▶ Stated task: Return the whole listing, keeping every character the same.

▶ Records for this exercise:
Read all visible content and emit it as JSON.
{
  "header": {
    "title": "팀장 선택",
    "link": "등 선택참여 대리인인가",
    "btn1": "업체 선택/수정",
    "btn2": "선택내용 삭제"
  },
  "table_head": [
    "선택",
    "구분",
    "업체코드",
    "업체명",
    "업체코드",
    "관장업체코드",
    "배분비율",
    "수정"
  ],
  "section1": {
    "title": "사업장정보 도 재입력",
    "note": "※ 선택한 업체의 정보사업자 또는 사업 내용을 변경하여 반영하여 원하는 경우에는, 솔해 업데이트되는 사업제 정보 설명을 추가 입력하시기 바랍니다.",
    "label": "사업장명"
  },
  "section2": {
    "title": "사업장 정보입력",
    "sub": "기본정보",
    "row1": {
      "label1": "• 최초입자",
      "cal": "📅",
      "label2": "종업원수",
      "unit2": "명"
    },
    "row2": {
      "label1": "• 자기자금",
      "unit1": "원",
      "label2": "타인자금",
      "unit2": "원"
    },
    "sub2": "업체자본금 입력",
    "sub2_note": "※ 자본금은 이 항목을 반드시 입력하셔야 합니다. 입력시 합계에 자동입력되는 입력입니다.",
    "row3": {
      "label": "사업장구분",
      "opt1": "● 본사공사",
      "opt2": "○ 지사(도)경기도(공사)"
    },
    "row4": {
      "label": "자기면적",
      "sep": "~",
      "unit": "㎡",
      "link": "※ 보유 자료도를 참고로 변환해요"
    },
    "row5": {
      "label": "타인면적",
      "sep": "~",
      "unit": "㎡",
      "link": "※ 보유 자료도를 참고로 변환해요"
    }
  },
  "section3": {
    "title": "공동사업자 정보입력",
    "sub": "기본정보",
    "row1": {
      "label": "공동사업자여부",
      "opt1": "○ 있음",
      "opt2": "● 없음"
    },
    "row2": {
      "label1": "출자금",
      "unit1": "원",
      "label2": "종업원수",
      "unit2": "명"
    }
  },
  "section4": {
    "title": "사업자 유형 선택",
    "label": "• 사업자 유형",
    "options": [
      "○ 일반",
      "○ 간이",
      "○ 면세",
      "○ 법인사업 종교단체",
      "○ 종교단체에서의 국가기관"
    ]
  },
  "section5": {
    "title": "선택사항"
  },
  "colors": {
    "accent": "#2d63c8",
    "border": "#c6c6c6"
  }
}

▶ Exercise result:
Read all visible content and emit it as JSON.
{
  "header": {
    "title": "팀장 선택",
    "link": "등 선택참여 대리인인가",
    "btn1": "업체 선택/수정",
    "btn2": "선택내용 삭제"
  },
  "table_head": [
    "선택",
    "구분",
    "업체코드",
    "업체명",
    "업체코드",
    "관장업체코드",
    "배분비율",
    "수정"
  ],
  "section1": {
    "title": "사업장정보 도 재입력",
    "note": "※ 선택한 업체의 정보사업자 또는 사업 내용을 변경하여 반영하여 원하는 경우에는, 솔해 업데이트되는 사업제 정보 설명을 추가 입력하시기 바랍니다.",
    "label": "사업장명"
  },
  "section2": {
    "title": "사업장 정보입력",
    "sub": "기본정보",
    "row1": {
      "label1": "• 최초입자",
      "cal": "📅",
      "label2": "종업원수",
      "unit2": "명"
    },
    "row2": {
      "label1": "• 자기자금",
      "unit1": "원",
      "label2": "타인자금",
      "unit2": "원"
    },
    "sub2": "업체자본금 입력",
    "sub2_note": "※ 자본금은 이 항목을 반드시 입력하셔야 합니다. 입력시 합계에 자동입력되는 입력입니다.",
    "row3": {
      "label": "사업장구분",
      "opt1": "● 본사공사",
      "opt2": "○ 지사(도)경기도(공사)"
    },
    "row4": {
      "label": "자기면적",
      "sep": "~",
      "unit": "㎡",
      "link": "※ 보유 자료도를 참고로 변환해요"
    },
    "row5": {
      "label": "타인면적",
      "sep": "~",
      "unit": "㎡",
      "link": "※ 보유 자료도를 참고로 변환해요"
    }
  },
  "section3": {
    "title": "공동사업자 정보입력",
    "sub": "기본정보",
    "row1": {
      "label": "공동사업자여부",
      "opt1": "○ 있음",
      "opt2": "● 없음"
    },
    "row2": {
      "label1": "출자금",
      "unit1": "원",
      "label2": "종업원수",
      "unit2": "명"
    }
  },
  "section4": {
    "title": "사업자 유형 선택",
    "label": "• 사업자 유형",
    "options": [
      "○ 일반",
      "○ 간이",
      "○ 면세",
      "○ 법인사업 종교단체",
      "○ 종교단체에서의 국가기관"
    ]
  },
  "section5": {
    "title": "선택사항"
  },
  "colors": {
    "accent": "#2d63c8",
    "border": "#c6c6c6"
  }
}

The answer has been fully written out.